> _GOAL_
Each entry below must be repeated exactly, with pictures left out.
*** DATA FOR THIS TASK ***
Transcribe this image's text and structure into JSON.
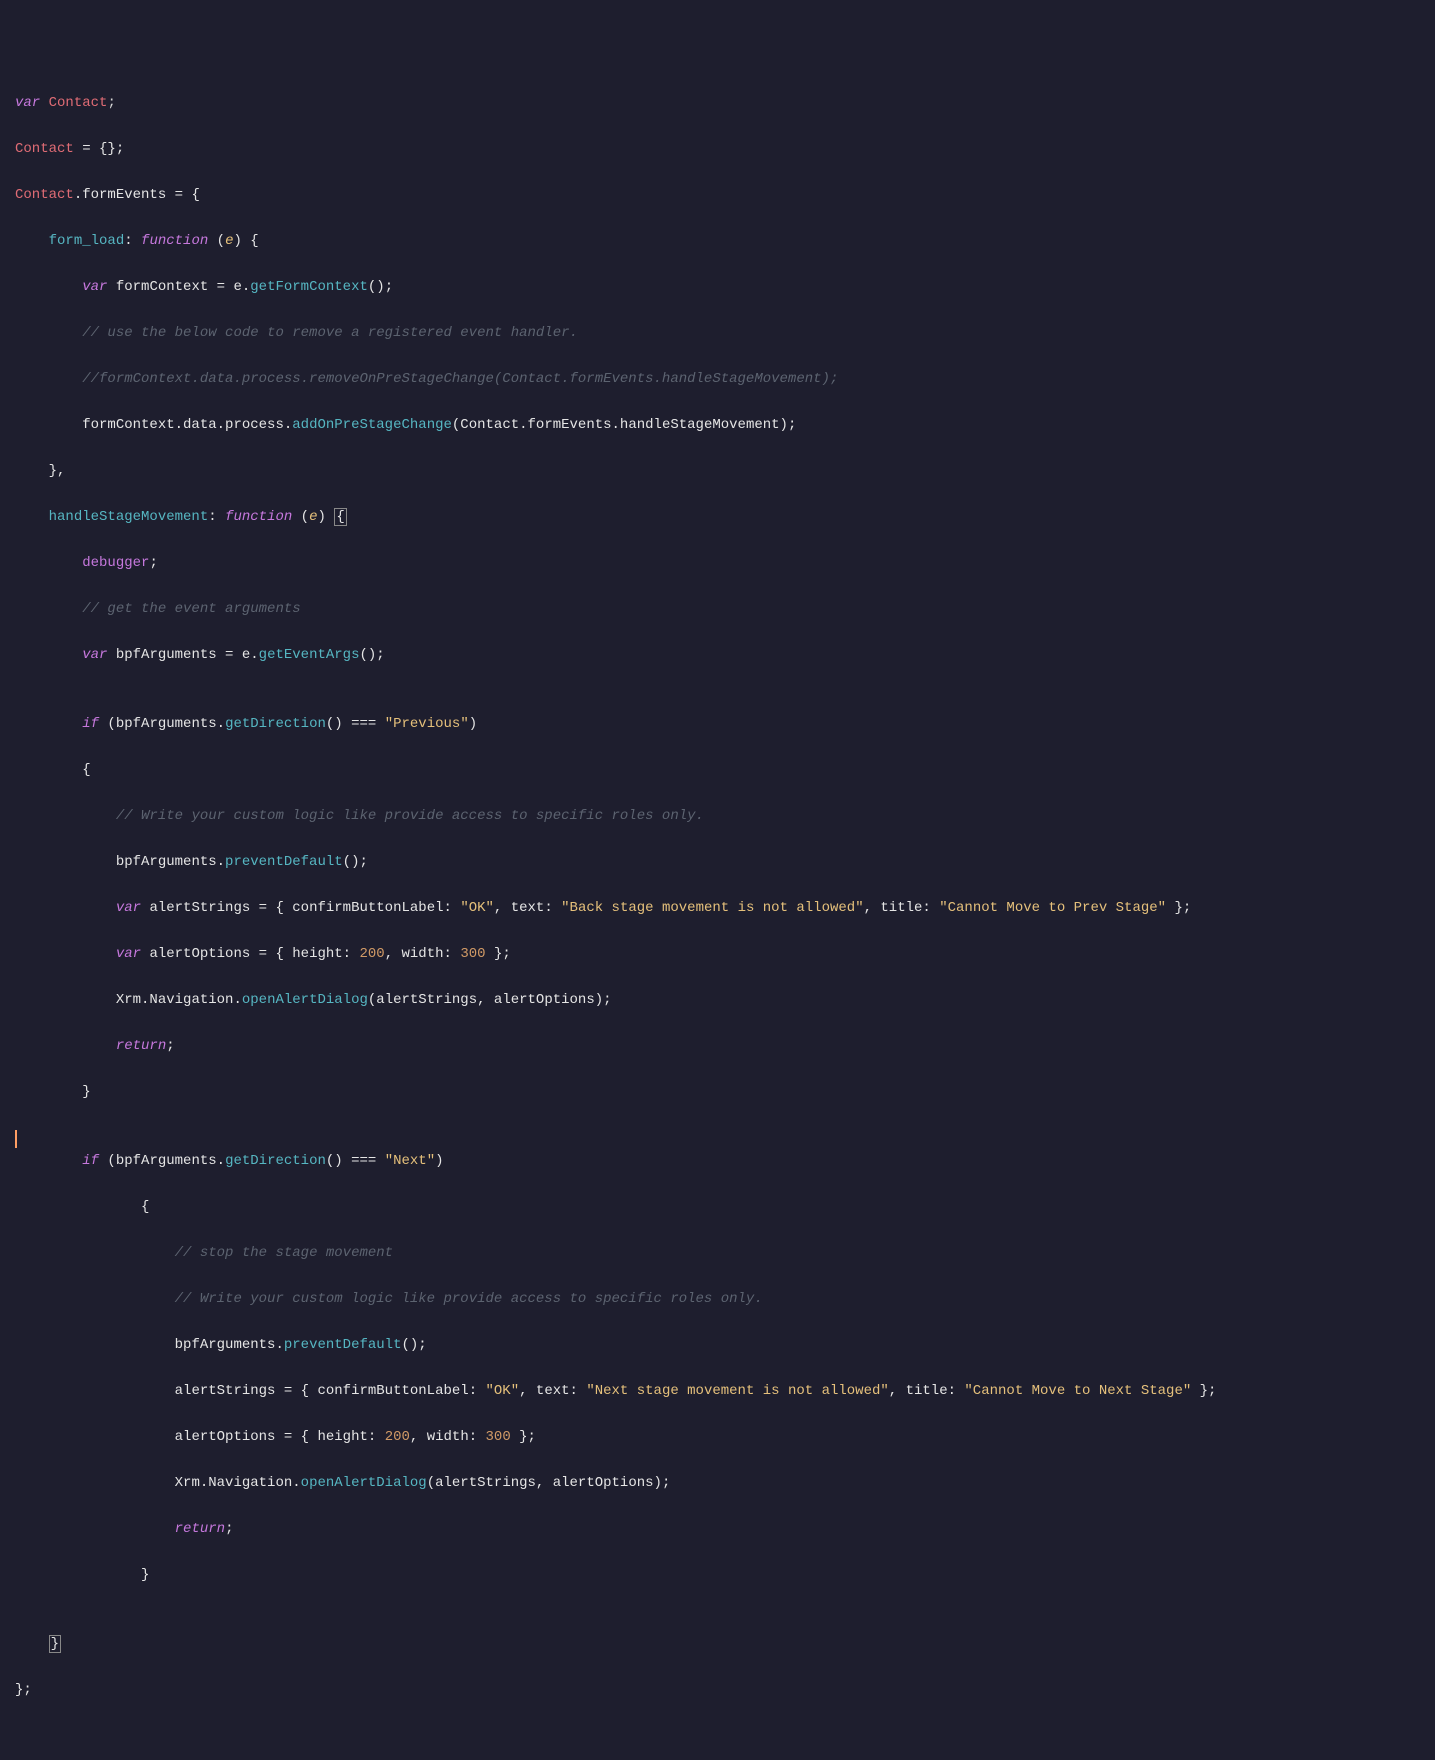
{
  "code": {
    "l1_var": "var",
    "l1_contact": "Contact",
    "l2_contact": "Contact",
    "l2_eq": " = {};",
    "l3_contact": "Contact",
    "l3_formEvents": ".formEvents",
    "l3_eq": " = {",
    "l4_formload": "form_load",
    "l4_colon": ": ",
    "l4_function": "function",
    "l4_paren": " (",
    "l4_e": "e",
    "l4_close": ") {",
    "l5_var": "var",
    "l5_fc": " formContext = e.",
    "l5_gfc": "getFormContext",
    "l5_end": "();",
    "l6_cmt": "// use the below code to remove a registered event handler.",
    "l7_cmt": "//formContext.data.process.removeOnPreStageChange(Contact.formEvents.handleStageMovement);",
    "l8_fc": "formContext.data.process.",
    "l8_add": "addOnPreStageChange",
    "l8_args": "(Contact.formEvents.handleStageMovement);",
    "l9_close": "},",
    "l10_hsm": "handleStageMovement",
    "l10_colon": ": ",
    "l10_function": "function",
    "l10_paren": " (",
    "l10_e": "e",
    "l10_close": ") ",
    "l10_brace": "{",
    "l11_dbg": "debugger",
    "l11_semi": ";",
    "l12_cmt": "// get the event arguments",
    "l13_var": "var",
    "l13_bpf": " bpfArguments = e.",
    "l13_gea": "getEventArgs",
    "l13_end": "();",
    "l15_if": "if",
    "l15_open": " (bpfArguments.",
    "l15_gd": "getDirection",
    "l15_mid": "() === ",
    "l15_prev": "\"Previous\"",
    "l15_close": ")",
    "l16_brace": "{",
    "l17_cmt": "// Write your custom logic like provide access to specific roles only.",
    "l18_bpf": "bpfArguments.",
    "l18_pd": "preventDefault",
    "l18_end": "();",
    "l19_var": "var",
    "l19_as": " alertStrings = { confirmButtonLabel: ",
    "l19_ok": "\"OK\"",
    "l19_text": ", text: ",
    "l19_msg": "\"Back stage movement is not allowed\"",
    "l19_title": ", title: ",
    "l19_titlemsg": "\"Cannot Move to Prev Stage\"",
    "l19_end": " };",
    "l20_var": "var",
    "l20_ao": " alertOptions = { height: ",
    "l20_h": "200",
    "l20_w": ", width: ",
    "l20_wn": "300",
    "l20_end": " };",
    "l21_xrm": "Xrm.Navigation.",
    "l21_oad": "openAlertDialog",
    "l21_args": "(alertStrings, alertOptions);",
    "l22_return": "return",
    "l22_semi": ";",
    "l23_brace": "}",
    "l25_if": "if",
    "l25_open": " (bpfArguments.",
    "l25_gd": "getDirection",
    "l25_mid": "() === ",
    "l25_next": "\"Next\"",
    "l25_close": ")",
    "l26_brace": "{",
    "l27_cmt": "// stop the stage movement",
    "l28_cmt": "// Write your custom logic like provide access to specific roles only.",
    "l29_bpf": "bpfArguments.",
    "l29_pd": "preventDefault",
    "l29_end": "();",
    "l30_as": "alertStrings = { confirmButtonLabel: ",
    "l30_ok": "\"OK\"",
    "l30_text": ", text: ",
    "l30_msg": "\"Next stage movement is not allowed\"",
    "l30_title": ", title: ",
    "l30_titlemsg": "\"Cannot Move to Next Stage\"",
    "l30_end": " };",
    "l31_ao": "alertOptions = { height: ",
    "l31_h": "200",
    "l31_w": ", width: ",
    "l31_wn": "300",
    "l31_end": " };",
    "l32_xrm": "Xrm.Navigation.",
    "l32_oad": "openAlertDialog",
    "l32_args": "(alertStrings, alertOptions);",
    "l33_return": "return",
    "l33_semi": ";",
    "l34_brace": "}",
    "l36_brace": "}",
    "l37_close": "};"
  }
}
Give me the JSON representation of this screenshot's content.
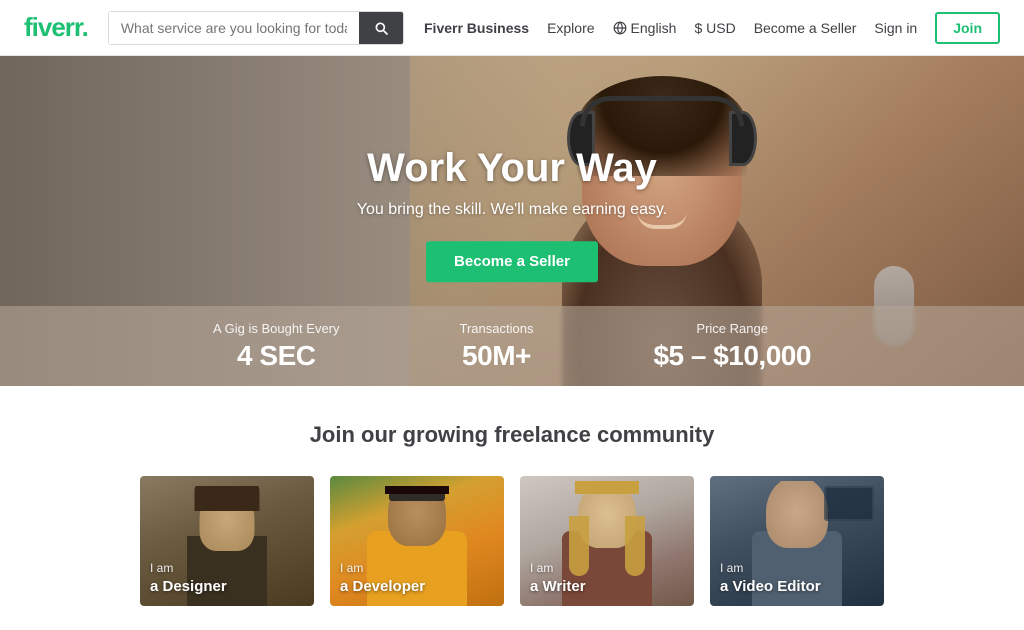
{
  "navbar": {
    "logo_text": "fiverr",
    "logo_dot": ".",
    "search_placeholder": "What service are you looking for today?",
    "links": {
      "business": "Fiverr Business",
      "explore": "Explore",
      "language": "English",
      "currency": "$ USD",
      "become_seller": "Become a Seller",
      "sign_in": "Sign in",
      "join": "Join"
    }
  },
  "hero": {
    "title": "Work Your Way",
    "subtitle": "You bring the skill. We'll make earning easy.",
    "cta_label": "Become a Seller",
    "stats": [
      {
        "label": "A Gig is Bought Every",
        "value": "4 SEC"
      },
      {
        "label": "Transactions",
        "value": "50M+"
      },
      {
        "label": "Price Range",
        "value": "$5 – $10,000"
      }
    ]
  },
  "community": {
    "title": "Join our growing freelance community",
    "cards": [
      {
        "prefix": "I am",
        "role": "a Designer"
      },
      {
        "prefix": "I am",
        "role": "a Developer"
      },
      {
        "prefix": "I am",
        "role": "a Writer"
      },
      {
        "prefix": "I am",
        "role": "a Video Editor"
      }
    ]
  }
}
***
> _FINAL RESULT_
Transcribe this image's text and structure into JSON.
{
  "code": {
    "l1_var": "var",
    "l1_contact": "Contact",
    "l2_contact": "Contact",
    "l2_eq": " = {};",
    "l3_contact": "Contact",
    "l3_formEvents": ".formEvents",
    "l3_eq": " = {",
    "l4_formload": "form_load",
    "l4_colon": ": ",
    "l4_function": "function",
    "l4_paren": " (",
    "l4_e": "e",
    "l4_close": ") {",
    "l5_var": "var",
    "l5_fc": " formContext = e.",
    "l5_gfc": "getFormContext",
    "l5_end": "();",
    "l6_cmt": "// use the below code to remove a registered event handler.",
    "l7_cmt": "//formContext.data.process.removeOnPreStageChange(Contact.formEvents.handleStageMovement);",
    "l8_fc": "formContext.data.process.",
    "l8_add": "addOnPreStageChange",
    "l8_args": "(Contact.formEvents.handleStageMovement);",
    "l9_close": "},",
    "l10_hsm": "handleStageMovement",
    "l10_colon": ": ",
    "l10_function": "function",
    "l10_paren": " (",
    "l10_e": "e",
    "l10_close": ") ",
    "l10_brace": "{",
    "l11_dbg": "debugger",
    "l11_semi": ";",
    "l12_cmt": "// get the event arguments",
    "l13_var": "var",
    "l13_bpf": " bpfArguments = e.",
    "l13_gea": "getEventArgs",
    "l13_end": "();",
    "l15_if": "if",
    "l15_open": " (bpfArguments.",
    "l15_gd": "getDirection",
    "l15_mid": "() === ",
    "l15_prev": "\"Previous\"",
    "l15_close": ")",
    "l16_brace": "{",
    "l17_cmt": "// Write your custom logic like provide access to specific roles only.",
    "l18_bpf": "bpfArguments.",
    "l18_pd": "preventDefault",
    "l18_end": "();",
    "l19_var": "var",
    "l19_as": " alertStrings = { confirmButtonLabel: ",
    "l19_ok": "\"OK\"",
    "l19_text": ", text: ",
    "l19_msg": "\"Back stage movement is not allowed\"",
    "l19_title": ", title: ",
    "l19_titlemsg": "\"Cannot Move to Prev Stage\"",
    "l19_end": " };",
    "l20_var": "var",
    "l20_ao": " alertOptions = { height: ",
    "l20_h": "200",
    "l20_w": ", width: ",
    "l20_wn": "300",
    "l20_end": " };",
    "l21_xrm": "Xrm.Navigation.",
    "l21_oad": "openAlertDialog",
    "l21_args": "(alertStrings, alertOptions);",
    "l22_return": "return",
    "l22_semi": ";",
    "l23_brace": "}",
    "l25_if": "if",
    "l25_open": " (bpfArguments.",
    "l25_gd": "getDirection",
    "l25_mid": "() === ",
    "l25_next": "\"Next\"",
    "l25_close": ")",
    "l26_brace": "{",
    "l27_cmt": "// stop the stage movement",
    "l28_cmt": "// Write your custom logic like provide access to specific roles only.",
    "l29_bpf": "bpfArguments.",
    "l29_pd": "preventDefault",
    "l29_end": "();",
    "l30_as": "alertStrings = { confirmButtonLabel: ",
    "l30_ok": "\"OK\"",
    "l30_text": ", text: ",
    "l30_msg": "\"Next stage movement is not allowed\"",
    "l30_title": ", title: ",
    "l30_titlemsg": "\"Cannot Move to Next Stage\"",
    "l30_end": " };",
    "l31_ao": "alertOptions = { height: ",
    "l31_h": "200",
    "l31_w": ", width: ",
    "l31_wn": "300",
    "l31_end": " };",
    "l32_xrm": "Xrm.Navigation.",
    "l32_oad": "openAlertDialog",
    "l32_args": "(alertStrings, alertOptions);",
    "l33_return": "return",
    "l33_semi": ";",
    "l34_brace": "}",
    "l36_brace": "}",
    "l37_close": "};"
  }
}
Give me the JSON representation of this screenshot's content.
{
  "navbar": {
    "logo_text": "fiverr",
    "logo_dot": ".",
    "search_placeholder": "What service are you looking for today?",
    "links": {
      "business": "Fiverr Business",
      "explore": "Explore",
      "language": "English",
      "currency": "$ USD",
      "become_seller": "Become a Seller",
      "sign_in": "Sign in",
      "join": "Join"
    }
  },
  "hero": {
    "title": "Work Your Way",
    "subtitle": "You bring the skill. We'll make earning easy.",
    "cta_label": "Become a Seller",
    "stats": [
      {
        "label": "A Gig is Bought Every",
        "value": "4 SEC"
      },
      {
        "label": "Transactions",
        "value": "50M+"
      },
      {
        "label": "Price Range",
        "value": "$5 – $10,000"
      }
    ]
  },
  "community": {
    "title": "Join our growing freelance community",
    "cards": [
      {
        "prefix": "I am",
        "role": "a Designer"
      },
      {
        "prefix": "I am",
        "role": "a Developer"
      },
      {
        "prefix": "I am",
        "role": "a Writer"
      },
      {
        "prefix": "I am",
        "role": "a Video Editor"
      }
    ]
  }
}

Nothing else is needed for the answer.